### WHAT IS ASKED
Reproduce these records line for line, without altering anything.

################

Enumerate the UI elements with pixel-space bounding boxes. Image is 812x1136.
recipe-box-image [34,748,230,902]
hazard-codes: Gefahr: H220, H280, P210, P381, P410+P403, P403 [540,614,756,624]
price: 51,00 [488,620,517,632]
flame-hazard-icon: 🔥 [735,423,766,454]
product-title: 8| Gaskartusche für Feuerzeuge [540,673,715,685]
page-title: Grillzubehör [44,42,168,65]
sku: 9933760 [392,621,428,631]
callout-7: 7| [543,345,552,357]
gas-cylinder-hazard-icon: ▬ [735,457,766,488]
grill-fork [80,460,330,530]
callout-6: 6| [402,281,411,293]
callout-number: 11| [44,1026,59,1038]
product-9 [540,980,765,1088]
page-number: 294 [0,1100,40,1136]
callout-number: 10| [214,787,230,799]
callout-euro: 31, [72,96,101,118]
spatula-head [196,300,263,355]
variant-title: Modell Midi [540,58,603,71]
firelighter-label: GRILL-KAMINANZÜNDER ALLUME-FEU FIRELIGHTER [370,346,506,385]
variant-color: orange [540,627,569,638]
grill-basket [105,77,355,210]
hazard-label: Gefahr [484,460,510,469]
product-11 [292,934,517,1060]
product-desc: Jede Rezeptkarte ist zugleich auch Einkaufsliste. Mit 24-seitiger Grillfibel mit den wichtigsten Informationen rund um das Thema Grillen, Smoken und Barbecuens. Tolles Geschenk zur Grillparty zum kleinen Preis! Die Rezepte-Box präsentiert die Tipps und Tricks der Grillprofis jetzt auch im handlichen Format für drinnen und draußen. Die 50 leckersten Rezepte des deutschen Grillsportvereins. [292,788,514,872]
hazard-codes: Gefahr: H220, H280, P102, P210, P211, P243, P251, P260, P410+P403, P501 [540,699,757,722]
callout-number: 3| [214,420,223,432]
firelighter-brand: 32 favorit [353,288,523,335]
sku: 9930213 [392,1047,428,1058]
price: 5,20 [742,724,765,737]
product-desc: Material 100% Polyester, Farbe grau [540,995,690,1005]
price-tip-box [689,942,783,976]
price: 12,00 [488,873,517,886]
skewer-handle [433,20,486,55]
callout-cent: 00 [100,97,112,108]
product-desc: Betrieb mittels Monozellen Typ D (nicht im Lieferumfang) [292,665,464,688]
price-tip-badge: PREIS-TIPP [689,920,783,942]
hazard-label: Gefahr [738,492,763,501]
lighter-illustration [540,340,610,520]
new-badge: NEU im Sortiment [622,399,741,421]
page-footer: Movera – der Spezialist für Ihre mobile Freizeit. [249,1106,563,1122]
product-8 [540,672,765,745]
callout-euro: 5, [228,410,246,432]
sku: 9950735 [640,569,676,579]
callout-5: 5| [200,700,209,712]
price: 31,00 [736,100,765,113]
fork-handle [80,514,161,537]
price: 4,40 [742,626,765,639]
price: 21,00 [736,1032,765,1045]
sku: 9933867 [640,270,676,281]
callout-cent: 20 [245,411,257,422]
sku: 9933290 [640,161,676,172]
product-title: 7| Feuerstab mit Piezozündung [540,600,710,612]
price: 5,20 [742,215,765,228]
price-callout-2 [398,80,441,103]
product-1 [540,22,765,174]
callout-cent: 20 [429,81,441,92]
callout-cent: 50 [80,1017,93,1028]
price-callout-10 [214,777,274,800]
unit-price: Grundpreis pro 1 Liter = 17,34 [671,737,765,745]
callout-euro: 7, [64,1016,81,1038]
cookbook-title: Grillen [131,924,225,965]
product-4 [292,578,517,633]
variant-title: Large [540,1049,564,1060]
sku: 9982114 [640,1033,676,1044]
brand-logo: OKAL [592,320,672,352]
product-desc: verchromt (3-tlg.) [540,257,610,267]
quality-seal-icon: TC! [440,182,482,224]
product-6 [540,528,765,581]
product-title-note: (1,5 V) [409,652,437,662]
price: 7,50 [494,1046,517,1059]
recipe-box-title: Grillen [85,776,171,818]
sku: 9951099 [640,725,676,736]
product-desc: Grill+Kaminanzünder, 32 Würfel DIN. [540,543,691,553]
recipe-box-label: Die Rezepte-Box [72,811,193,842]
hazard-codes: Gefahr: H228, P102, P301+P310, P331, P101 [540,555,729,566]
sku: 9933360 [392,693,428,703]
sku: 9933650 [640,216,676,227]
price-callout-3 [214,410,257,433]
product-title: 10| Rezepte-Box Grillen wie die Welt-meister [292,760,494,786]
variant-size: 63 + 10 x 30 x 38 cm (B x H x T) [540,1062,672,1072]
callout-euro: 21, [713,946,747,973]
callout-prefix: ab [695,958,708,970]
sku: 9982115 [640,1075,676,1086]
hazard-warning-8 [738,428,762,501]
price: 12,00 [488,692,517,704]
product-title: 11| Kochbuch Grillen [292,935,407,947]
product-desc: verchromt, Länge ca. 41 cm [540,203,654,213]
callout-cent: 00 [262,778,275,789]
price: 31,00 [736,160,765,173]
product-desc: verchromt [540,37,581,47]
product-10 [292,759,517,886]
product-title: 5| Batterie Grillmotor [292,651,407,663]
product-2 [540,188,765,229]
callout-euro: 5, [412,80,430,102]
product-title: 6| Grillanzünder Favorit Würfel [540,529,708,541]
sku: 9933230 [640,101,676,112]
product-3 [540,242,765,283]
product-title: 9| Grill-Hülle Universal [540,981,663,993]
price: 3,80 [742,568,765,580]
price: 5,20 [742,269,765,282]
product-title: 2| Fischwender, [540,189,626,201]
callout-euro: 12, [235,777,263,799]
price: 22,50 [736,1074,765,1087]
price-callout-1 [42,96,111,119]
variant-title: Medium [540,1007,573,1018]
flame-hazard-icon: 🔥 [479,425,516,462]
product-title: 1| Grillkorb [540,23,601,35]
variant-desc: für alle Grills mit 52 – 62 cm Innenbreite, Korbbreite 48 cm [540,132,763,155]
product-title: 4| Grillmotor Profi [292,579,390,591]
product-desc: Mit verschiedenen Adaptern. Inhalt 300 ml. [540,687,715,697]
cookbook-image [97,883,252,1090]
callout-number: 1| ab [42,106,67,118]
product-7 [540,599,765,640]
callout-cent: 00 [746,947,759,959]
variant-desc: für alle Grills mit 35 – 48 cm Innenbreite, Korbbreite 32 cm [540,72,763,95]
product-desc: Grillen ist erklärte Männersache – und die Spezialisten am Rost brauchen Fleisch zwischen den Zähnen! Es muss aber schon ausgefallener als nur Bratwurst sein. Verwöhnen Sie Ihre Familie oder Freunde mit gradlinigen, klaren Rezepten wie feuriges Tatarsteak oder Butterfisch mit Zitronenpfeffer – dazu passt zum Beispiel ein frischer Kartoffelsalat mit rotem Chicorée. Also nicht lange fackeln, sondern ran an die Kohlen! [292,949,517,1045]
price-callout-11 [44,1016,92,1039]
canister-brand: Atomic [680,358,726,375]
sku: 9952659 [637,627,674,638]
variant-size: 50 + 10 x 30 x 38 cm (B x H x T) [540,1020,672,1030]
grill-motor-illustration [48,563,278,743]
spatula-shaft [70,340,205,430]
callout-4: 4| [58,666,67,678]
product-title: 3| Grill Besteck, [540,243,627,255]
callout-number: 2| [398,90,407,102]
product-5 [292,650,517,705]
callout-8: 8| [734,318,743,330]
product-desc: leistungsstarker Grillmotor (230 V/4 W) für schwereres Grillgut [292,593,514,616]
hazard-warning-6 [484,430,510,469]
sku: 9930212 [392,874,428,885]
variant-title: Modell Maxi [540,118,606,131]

################

### EXERCISE SOLUTION
Enumerate the UI elements with pixel-space bounding boxes. Image is 812x1136.
recipe-box-image [34,748,230,902]
hazard-codes: Gefahr: H220, H280, P210, P381, P410+P403, P403 [540,614,756,624]
price: 51,00 [488,620,517,632]
flame-hazard-icon: 🔥 [735,423,766,454]
product-title: 8| Gaskartusche für Feuerzeuge [540,673,715,685]
page-title: Grillzubehör [44,42,168,65]
sku: 9933760 [392,621,428,631]
callout-7: 7| [543,345,552,357]
gas-cylinder-hazard-icon: ▬ [735,457,766,488]
grill-fork [80,460,330,530]
callout-6: 6| [402,281,411,293]
callout-number: 11| [44,1026,59,1038]
product-9 [540,980,765,1088]
page-number: 294 [0,1100,40,1136]
callout-number: 10| [214,787,230,799]
callout-euro: 31, [72,96,101,118]
spatula-head [196,300,263,355]
variant-title: Modell Midi [540,58,603,71]
firelighter-label: GRILL-KAMINANZÜNDER ALLUME-FEU FIRELIGHTER [370,346,506,385]
variant-color: orange [540,627,569,638]
grill-basket [105,77,355,210]
hazard-label: Gefahr [484,460,510,469]
product-11 [292,934,517,1060]
product-desc: Jede Rezeptkarte ist zugleich auch Einkaufsliste. Mit 24-seitiger Grillfibel mit den wichtigsten Informationen rund um das Thema Grillen, Smoken und Barbecuens. Tolles Geschenk zur Grillparty zum kleinen Preis! Die Rezepte-Box präsentiert die Tipps und Tricks der Grillprofis jetzt auch im handlichen Format für drinnen und draußen. Die 50 leckersten Rezepte des deutschen Grillsportvereins. [292,788,514,872]
hazard-codes: Gefahr: H220, H280, P102, P210, P211, P243, P251, P260, P410+P403, P501 [540,699,757,722]
callout-number: 3| [214,420,223,432]
firelighter-brand: 32 favorit [353,288,523,335]
sku: 9930213 [392,1047,428,1058]
price: 5,20 [742,724,765,737]
product-desc: Material 100% Polyester, Farbe grau [540,995,690,1005]
price-tip-box [689,942,783,976]
price: 12,00 [488,873,517,886]
skewer-handle [433,20,486,55]
callout-cent: 00 [100,97,112,108]
product-desc: Betrieb mittels Monozellen Typ D (nicht im Lieferumfang) [292,665,464,688]
price-tip-badge: PREIS-TIPP [689,920,783,942]
hazard-label: Gefahr [738,492,763,501]
lighter-illustration [540,340,610,520]
new-badge: NEU im Sortiment [622,399,741,421]
page-footer: Movera – der Spezialist für Ihre mobile Freizeit. [249,1106,563,1122]
product-8 [540,672,765,745]
callout-euro: 5, [228,410,246,432]
sku: 9950735 [640,569,676,579]
callout-5: 5| [200,700,209,712]
price: 31,00 [736,100,765,113]
fork-handle [80,514,161,537]
price: 4,40 [742,626,765,639]
price: 21,00 [736,1032,765,1045]
sku: 9933867 [640,270,676,281]
callout-cent: 20 [245,411,257,422]
sku: 9933290 [640,161,676,172]
product-title: 7| Feuerstab mit Piezozündung [540,600,710,612]
price: 5,20 [742,215,765,228]
price-callout-2 [398,80,441,103]
product-1 [540,22,765,174]
callout-cent: 20 [429,81,441,92]
callout-cent: 50 [80,1017,93,1028]
price-callout-10 [214,777,274,800]
unit-price: Grundpreis pro 1 Liter = 17,34 [671,737,765,745]
callout-euro: 7, [64,1016,81,1038]
cookbook-title: Grillen [131,924,225,965]
product-4 [292,578,517,633]
variant-title: Large [540,1049,564,1060]
sku: 9982114 [640,1033,676,1044]
brand-logo: OKAL [592,320,672,352]
product-desc: verchromt (3-tlg.) [540,257,610,267]
quality-seal-icon: TC! [440,182,482,224]
product-6 [540,528,765,581]
product-title-note: (1,5 V) [409,652,437,662]
price: 7,50 [494,1046,517,1059]
recipe-box-title: Grillen [85,776,171,818]
sku: 9951099 [640,725,676,736]
product-desc: Grill+Kaminanzünder, 32 Würfel DIN. [540,543,691,553]
recipe-box-label: Die Rezepte-Box [72,811,193,842]
hazard-codes: Gefahr: H228, P102, P301+P310, P331, P101 [540,555,729,566]
sku: 9933360 [392,693,428,703]
sku: 9933650 [640,216,676,227]
price-callout-3 [214,410,257,433]
product-title: 10| Rezepte-Box Grillen wie die Welt-meister [292,760,494,786]
variant-size: 63 + 10 x 30 x 38 cm (B x H x T) [540,1062,672,1072]
callout-euro: 21, [713,946,747,973]
callout-prefix: ab [695,958,708,970]
sku: 9982115 [640,1075,676,1086]
hazard-warning-8 [738,428,762,501]
price: 12,00 [488,692,517,704]
product-title: 11| Kochbuch Grillen [292,935,407,947]
product-desc: verchromt, Länge ca. 41 cm [540,203,654,213]
callout-cent: 00 [262,778,275,789]
price: 31,00 [736,160,765,173]
product-desc: verchromt [540,37,581,47]
product-10 [292,759,517,886]
product-title: 5| Batterie Grillmotor [292,651,407,663]
product-2 [540,188,765,229]
callout-euro: 5, [412,80,430,102]
product-title: 6| Grillanzünder Favorit Würfel [540,529,708,541]
sku: 9933230 [640,101,676,112]
product-3 [540,242,765,283]
product-title: 9| Grill-Hülle Universal [540,981,663,993]
price: 3,80 [742,568,765,580]
price: 5,20 [742,269,765,282]
product-title: 2| Fischwender, [540,189,626,201]
callout-euro: 12, [235,777,263,799]
price: 22,50 [736,1074,765,1087]
price-callout-1 [42,96,111,119]
variant-title: Medium [540,1007,573,1018]
flame-hazard-icon: 🔥 [479,425,516,462]
product-title: 1| Grillkorb [540,23,601,35]
variant-desc: für alle Grills mit 52 – 62 cm Innenbreite, Korbbreite 48 cm [540,132,763,155]
product-title: 4| Grillmotor Profi [292,579,390,591]
product-desc: Mit verschiedenen Adaptern. Inhalt 300 ml. [540,687,715,697]
cookbook-image [97,883,252,1090]
callout-number: 1| ab [42,106,67,118]
product-7 [540,599,765,640]
callout-cent: 00 [746,947,759,959]
variant-desc: für alle Grills mit 35 – 48 cm Innenbreite, Korbbreite 32 cm [540,72,763,95]
product-desc: Grillen ist erklärte Männersache – und die Spezialisten am Rost brauchen Fleisch zwischen den Zähnen! Es muss aber schon ausgefallener als nur Bratwurst sein. Verwöhnen Sie Ihre Familie oder Freunde mit gradlinigen, klaren Rezepten wie feuriges Tatarsteak oder Butterfisch mit Zitronenpfeffer – dazu passt zum Beispiel ein frischer Kartoffelsalat mit rotem Chicorée. Also nicht lange fackeln, sondern ran an die Kohlen! [292,949,517,1045]
price-callout-11 [44,1016,92,1039]
canister-brand: Atomic [680,358,726,375]
sku: 9952659 [637,627,674,638]
variant-size: 50 + 10 x 30 x 38 cm (B x H x T) [540,1020,672,1030]
grill-motor-illustration [48,563,278,743]
spatula-shaft [70,340,205,430]
callout-4: 4| [58,666,67,678]
product-title: 3| Grill Besteck, [540,243,627,255]
callout-number: 2| [398,90,407,102]
product-5 [292,650,517,705]
callout-8: 8| [734,318,743,330]
product-desc: leistungsstarker Grillmotor (230 V/4 W) für schwereres Grillgut [292,593,514,616]
hazard-warning-6 [484,430,510,469]
sku: 9930212 [392,874,428,885]
variant-title: Modell Maxi [540,118,606,131]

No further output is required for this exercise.